STATED GOAL => Convert the lines of the material below, from the line holding "lock-icon (948, 218, 958, 230)" through the line holding "brush-tip-icon (1071, 159, 1095, 178)", inclusive, into a JSON list of strings with one string per line, skipping any blank lines.

** START RECORD LIST **

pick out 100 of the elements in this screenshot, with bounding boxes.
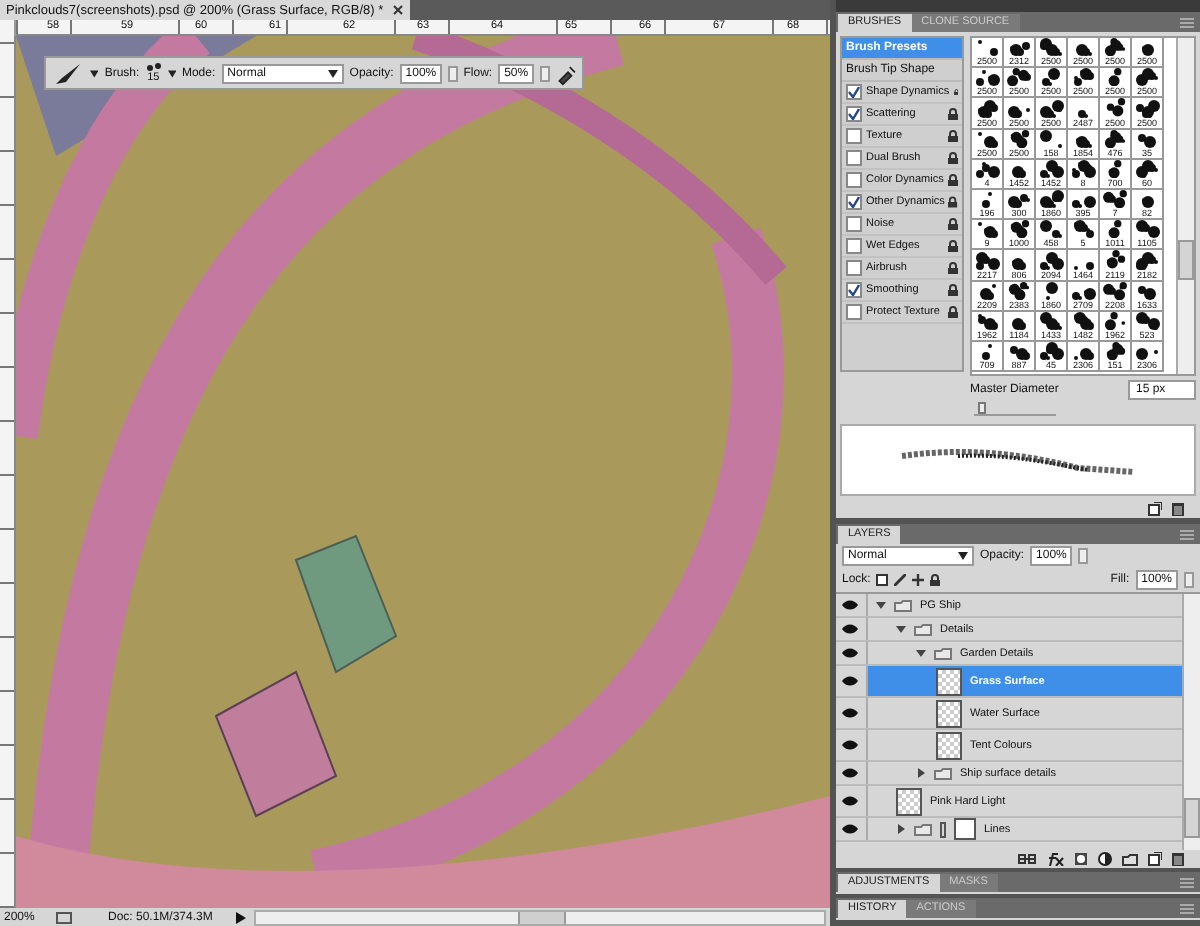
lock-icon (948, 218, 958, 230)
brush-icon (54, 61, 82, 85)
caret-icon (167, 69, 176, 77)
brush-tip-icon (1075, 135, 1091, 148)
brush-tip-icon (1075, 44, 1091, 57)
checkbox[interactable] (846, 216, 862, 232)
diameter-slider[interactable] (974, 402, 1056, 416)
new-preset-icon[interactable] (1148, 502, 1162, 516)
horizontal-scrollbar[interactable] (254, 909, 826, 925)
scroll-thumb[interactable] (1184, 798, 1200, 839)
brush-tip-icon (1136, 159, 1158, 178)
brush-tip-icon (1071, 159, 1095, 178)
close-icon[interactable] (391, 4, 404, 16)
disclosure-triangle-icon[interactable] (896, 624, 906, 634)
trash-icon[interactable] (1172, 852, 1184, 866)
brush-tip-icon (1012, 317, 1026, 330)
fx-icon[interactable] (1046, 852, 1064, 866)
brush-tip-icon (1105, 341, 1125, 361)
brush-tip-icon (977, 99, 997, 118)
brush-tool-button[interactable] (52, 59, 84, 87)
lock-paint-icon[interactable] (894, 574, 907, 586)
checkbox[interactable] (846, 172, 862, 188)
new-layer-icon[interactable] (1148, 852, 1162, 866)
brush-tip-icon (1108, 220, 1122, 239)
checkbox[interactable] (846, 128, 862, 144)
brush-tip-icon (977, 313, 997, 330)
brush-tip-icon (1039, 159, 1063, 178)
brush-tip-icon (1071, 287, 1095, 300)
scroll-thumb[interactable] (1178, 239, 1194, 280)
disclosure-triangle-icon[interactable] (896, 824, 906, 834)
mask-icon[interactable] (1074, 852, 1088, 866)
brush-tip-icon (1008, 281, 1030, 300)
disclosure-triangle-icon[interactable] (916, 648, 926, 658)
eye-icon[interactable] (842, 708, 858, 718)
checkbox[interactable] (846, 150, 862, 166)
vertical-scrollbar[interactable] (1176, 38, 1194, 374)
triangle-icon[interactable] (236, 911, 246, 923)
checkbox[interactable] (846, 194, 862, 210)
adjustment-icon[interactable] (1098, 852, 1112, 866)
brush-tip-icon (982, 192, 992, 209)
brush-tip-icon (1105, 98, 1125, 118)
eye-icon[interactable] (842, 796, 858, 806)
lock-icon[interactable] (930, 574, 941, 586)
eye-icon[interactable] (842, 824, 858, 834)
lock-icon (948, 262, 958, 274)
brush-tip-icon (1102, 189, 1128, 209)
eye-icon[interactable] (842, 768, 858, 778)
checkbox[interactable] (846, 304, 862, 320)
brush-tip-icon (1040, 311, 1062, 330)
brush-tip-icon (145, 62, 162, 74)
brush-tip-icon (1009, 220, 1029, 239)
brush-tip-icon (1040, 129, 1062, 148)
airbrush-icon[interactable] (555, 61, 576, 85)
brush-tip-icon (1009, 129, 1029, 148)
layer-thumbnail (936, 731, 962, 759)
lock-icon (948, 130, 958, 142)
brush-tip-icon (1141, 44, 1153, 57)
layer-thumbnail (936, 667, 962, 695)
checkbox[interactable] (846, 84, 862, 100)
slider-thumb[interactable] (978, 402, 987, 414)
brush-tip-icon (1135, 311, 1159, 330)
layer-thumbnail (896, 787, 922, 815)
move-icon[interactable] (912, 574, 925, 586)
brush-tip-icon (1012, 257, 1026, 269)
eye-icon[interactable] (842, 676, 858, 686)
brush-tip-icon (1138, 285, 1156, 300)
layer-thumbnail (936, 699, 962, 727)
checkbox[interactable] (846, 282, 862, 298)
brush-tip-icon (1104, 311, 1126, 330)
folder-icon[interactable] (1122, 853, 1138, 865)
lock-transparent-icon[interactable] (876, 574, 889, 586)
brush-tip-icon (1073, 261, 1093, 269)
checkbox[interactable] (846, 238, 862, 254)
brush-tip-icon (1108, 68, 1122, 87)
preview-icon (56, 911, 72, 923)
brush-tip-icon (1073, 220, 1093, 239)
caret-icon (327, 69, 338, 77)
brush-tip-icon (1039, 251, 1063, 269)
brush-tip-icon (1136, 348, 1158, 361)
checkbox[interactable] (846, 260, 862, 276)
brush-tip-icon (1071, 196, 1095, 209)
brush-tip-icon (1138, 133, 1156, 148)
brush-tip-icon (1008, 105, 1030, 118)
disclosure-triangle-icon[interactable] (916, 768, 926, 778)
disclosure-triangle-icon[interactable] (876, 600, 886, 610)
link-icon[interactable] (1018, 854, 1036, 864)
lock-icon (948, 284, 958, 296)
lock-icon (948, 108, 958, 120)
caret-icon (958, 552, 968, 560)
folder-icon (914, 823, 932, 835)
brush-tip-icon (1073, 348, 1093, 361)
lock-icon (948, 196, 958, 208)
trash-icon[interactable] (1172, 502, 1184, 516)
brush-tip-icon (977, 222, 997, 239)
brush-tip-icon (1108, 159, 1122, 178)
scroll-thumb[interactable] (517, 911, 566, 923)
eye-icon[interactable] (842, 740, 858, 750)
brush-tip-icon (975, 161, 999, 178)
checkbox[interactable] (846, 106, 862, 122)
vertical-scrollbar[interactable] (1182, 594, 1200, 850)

** END RECORD LIST **

EXERCISE RESPONSE =>
[
  "lock-icon (948, 218, 958, 230)",
  "brush-icon (54, 61, 82, 85)",
  "caret-icon (167, 69, 176, 77)",
  "brush-tip-icon (1075, 135, 1091, 148)",
  "brush-tip-icon (1075, 44, 1091, 57)",
  "checkbox[interactable] (846, 216, 862, 232)",
  "diameter-slider[interactable] (974, 402, 1056, 416)",
  "new-preset-icon[interactable] (1148, 502, 1162, 516)",
  "horizontal-scrollbar[interactable] (254, 909, 826, 925)",
  "scroll-thumb[interactable] (1184, 798, 1200, 839)",
  "brush-tip-icon (1136, 159, 1158, 178)",
  "brush-tip-icon (1071, 159, 1095, 178)"
]